■ **Records**:
* Begin *

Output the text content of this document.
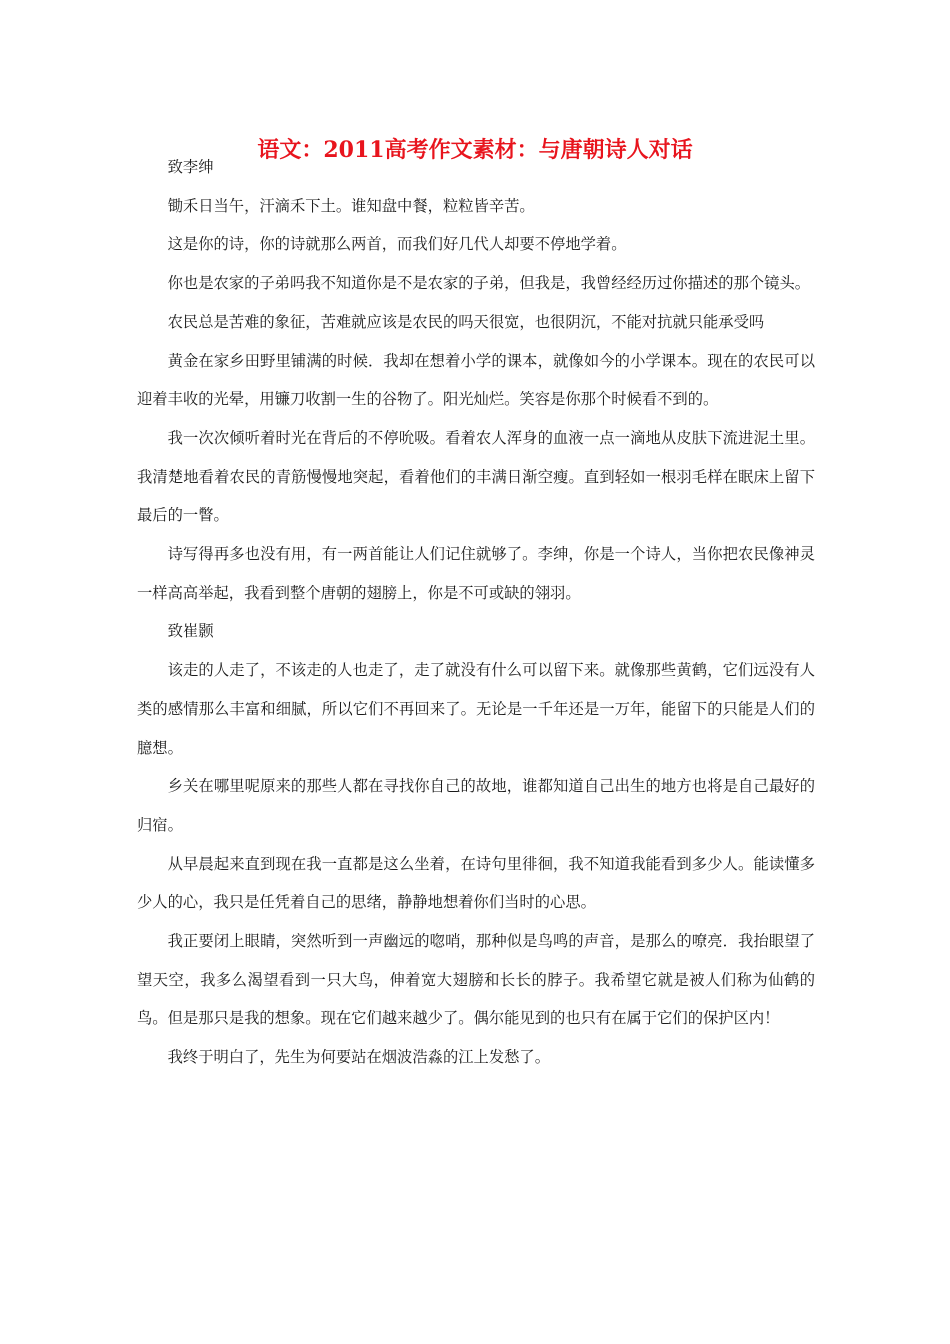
语文：2011高考作文素材：与唐朝诗人对话

致李绅

锄禾日当午，汗滴禾下土。谁知盘中餐，粒粒皆辛苦。

这是你的诗，你的诗就那么两首，而我们好几代人却要不停地学着。

你也是农家的子弟吗我不知道你是不是农家的子弟，但我是，我曾经经历过你描述的那个镜头。

农民总是苦难的象征，苦难就应该是农民的吗天很宽，也很阴沉，不能对抗就只能承受吗

黄金在家乡田野里铺满的时候．我却在想着小学的课本，就像如今的小学课本。现在的农民可以迎着丰收的光晕，用镰刀收割一生的谷物了。阳光灿烂。笑容是你那个时候看不到的。

我一次次倾听着时光在背后的不停吮吸。看着农人浑身的血液一点一滴地从皮肤下流进泥土里。我清楚地看着农民的青筋慢慢地突起，看着他们的丰满日渐空瘦。直到轻如一根羽毛样在眠床上留下最后的一瞥。

诗写得再多也没有用，有一两首能让人们记住就够了。李绅，你是一个诗人，当你把农民像神灵一样高高举起，我看到整个唐朝的翅膀上，你是不可或缺的翎羽。

致崔颢

该走的人走了，不该走的人也走了，走了就没有什么可以留下来。就像那些黄鹤，它们远没有人类的感情那么丰富和细腻，所以它们不再回来了。无论是一千年还是一万年，能留下的只能是人们的臆想。

乡关在哪里呢原来的那些人都在寻找你自己的故地，谁都知道自己出生的地方也将是自己最好的归宿。

从早晨起来直到现在我一直都是这么坐着，在诗句里徘徊，我不知道我能看到多少人。能读懂多少人的心，我只是任凭着自己的思绪，静静地想着你们当时的心思。

我正要闭上眼睛，突然听到一声幽远的唿哨，那种似是鸟鸣的声音，是那么的嘹亮．我抬眼望了望天空，我多么渴望看到一只大鸟，伸着宽大翅膀和长长的脖子。我希望它就是被人们称为仙鹤的鸟。但是那只是我的想象。现在它们越来越少了。偶尔能见到的也只有在属于它们的保护区内！

我终于明白了，先生为何要站在烟波浩淼的江上发愁了。
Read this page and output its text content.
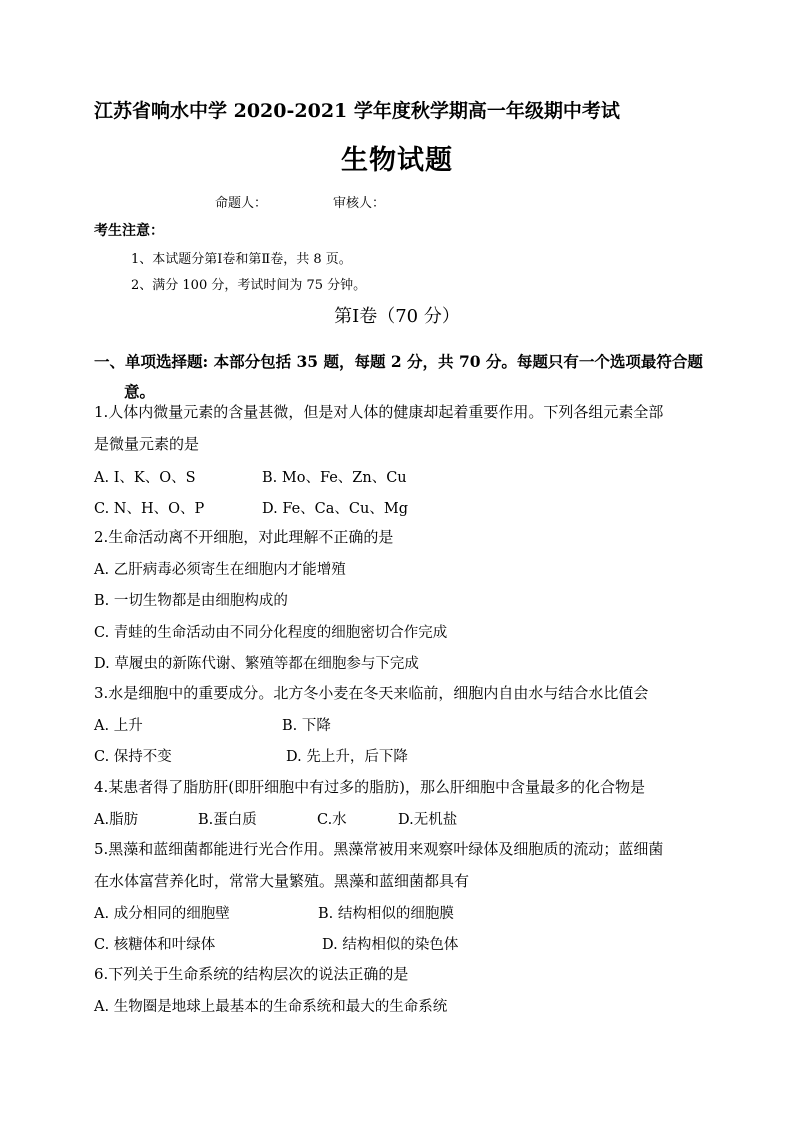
江苏省响水中学 2020-2021 学年度秋学期高一年级期中考试
生物试题
命题人：	审核人：
考生注意：
1、本试题分第Ⅰ卷和第Ⅱ卷，共 8 页。
2、满分 100 分，考试时间为 75 分钟。
第Ⅰ卷（70 分）
一、单项选择题: 本部分包括 35 题，每题 2 分，共 70 分。每题只有一个选项最符合题
意。
1.人体内微量元素的含量甚微，但是对人体的健康却起着重要作用。下列各组元素全部
是微量元素的是
A. I、K、O、S	B. Mo、Fe、Zn、Cu
C. N、H、O、P	D. Fe、Ca、Cu、Mg
2.生命活动离不开细胞，对此理解不正确的是
A. 乙肝病毒必须寄生在细胞内才能增殖
B. 一切生物都是由细胞构成的
C. 青蛙的生命活动由不同分化程度的细胞密切合作完成
D. 草履虫的新陈代谢、繁殖等都在细胞参与下完成
3.水是细胞中的重要成分。北方冬小麦在冬天来临前，细胞内自由水与结合水比值会
A. 上升	B. 下降
C. 保持不变	D. 先上升，后下降
4.某患者得了脂肪肝(即肝细胞中有过多的脂肪)，那么肝细胞中含量最多的化合物是
A.脂肪	B.蛋白质	C.水	D.无机盐
5.黑藻和蓝细菌都能进行光合作用。黑藻常被用来观察叶绿体及细胞质的流动；蓝细菌
在水体富营养化时，常常大量繁殖。黑藻和蓝细菌都具有
A. 成分相同的细胞壁	B. 结构相似的细胞膜
C. 核糖体和叶绿体	D. 结构相似的染色体
6.下列关于生命系统的结构层次的说法正确的是
A. 生物圈是地球上最基本的生命系统和最大的生命系统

* End *

■ **Set problem**: Omitting all images, print the listing exactly.

■ **Solution for this problem**:
Output the text content of this document.
语文：2011高考作文素材：与唐朝诗人对话

致李绅

锄禾日当午，汗滴禾下土。谁知盘中餐，粒粒皆辛苦。

这是你的诗，你的诗就那么两首，而我们好几代人却要不停地学着。

你也是农家的子弟吗我不知道你是不是农家的子弟，但我是，我曾经经历过你描述的那个镜头。

农民总是苦难的象征，苦难就应该是农民的吗天很宽，也很阴沉，不能对抗就只能承受吗

黄金在家乡田野里铺满的时候．我却在想着小学的课本，就像如今的小学课本。现在的农民可以迎着丰收的光晕，用镰刀收割一生的谷物了。阳光灿烂。笑容是你那个时候看不到的。

我一次次倾听着时光在背后的不停吮吸。看着农人浑身的血液一点一滴地从皮肤下流进泥土里。我清楚地看着农民的青筋慢慢地突起，看着他们的丰满日渐空瘦。直到轻如一根羽毛样在眠床上留下最后的一瞥。

诗写得再多也没有用，有一两首能让人们记住就够了。李绅，你是一个诗人，当你把农民像神灵一样高高举起，我看到整个唐朝的翅膀上，你是不可或缺的翎羽。

致崔颢

该走的人走了，不该走的人也走了，走了就没有什么可以留下来。就像那些黄鹤，它们远没有人类的感情那么丰富和细腻，所以它们不再回来了。无论是一千年还是一万年，能留下的只能是人们的臆想。

乡关在哪里呢原来的那些人都在寻找你自己的故地，谁都知道自己出生的地方也将是自己最好的归宿。

从早晨起来直到现在我一直都是这么坐着，在诗句里徘徊，我不知道我能看到多少人。能读懂多少人的心，我只是任凭着自己的思绪，静静地想着你们当时的心思。

我正要闭上眼睛，突然听到一声幽远的唿哨，那种似是鸟鸣的声音，是那么的嘹亮．我抬眼望了望天空，我多么渴望看到一只大鸟，伸着宽大翅膀和长长的脖子。我希望它就是被人们称为仙鹤的鸟。但是那只是我的想象。现在它们越来越少了。偶尔能见到的也只有在属于它们的保护区内！

我终于明白了，先生为何要站在烟波浩淼的江上发愁了。
Read this page and output its text content.
江苏省响水中学 2020-2021 学年度秋学期高一年级期中考试
生物试题
命题人：	审核人：
考生注意：
1、本试题分第Ⅰ卷和第Ⅱ卷，共 8 页。
2、满分 100 分，考试时间为 75 分钟。
第Ⅰ卷（70 分）
一、单项选择题: 本部分包括 35 题，每题 2 分，共 70 分。每题只有一个选项最符合题
意。
1.人体内微量元素的含量甚微，但是对人体的健康却起着重要作用。下列各组元素全部
是微量元素的是
A. I、K、O、S	B. Mo、Fe、Zn、Cu
C. N、H、O、P	D. Fe、Ca、Cu、Mg
2.生命活动离不开细胞，对此理解不正确的是
A. 乙肝病毒必须寄生在细胞内才能增殖
B. 一切生物都是由细胞构成的
C. 青蛙的生命活动由不同分化程度的细胞密切合作完成
D. 草履虫的新陈代谢、繁殖等都在细胞参与下完成
3.水是细胞中的重要成分。北方冬小麦在冬天来临前，细胞内自由水与结合水比值会
A. 上升	B. 下降
C. 保持不变	D. 先上升，后下降
4.某患者得了脂肪肝(即肝细胞中有过多的脂肪)，那么肝细胞中含量最多的化合物是
A.脂肪	B.蛋白质	C.水	D.无机盐
5.黑藻和蓝细菌都能进行光合作用。黑藻常被用来观察叶绿体及细胞质的流动；蓝细菌
在水体富营养化时，常常大量繁殖。黑藻和蓝细菌都具有
A. 成分相同的细胞壁	B. 结构相似的细胞膜
C. 核糖体和叶绿体	D. 结构相似的染色体
6.下列关于生命系统的结构层次的说法正确的是
A. 生物圈是地球上最基本的生命系统和最大的生命系统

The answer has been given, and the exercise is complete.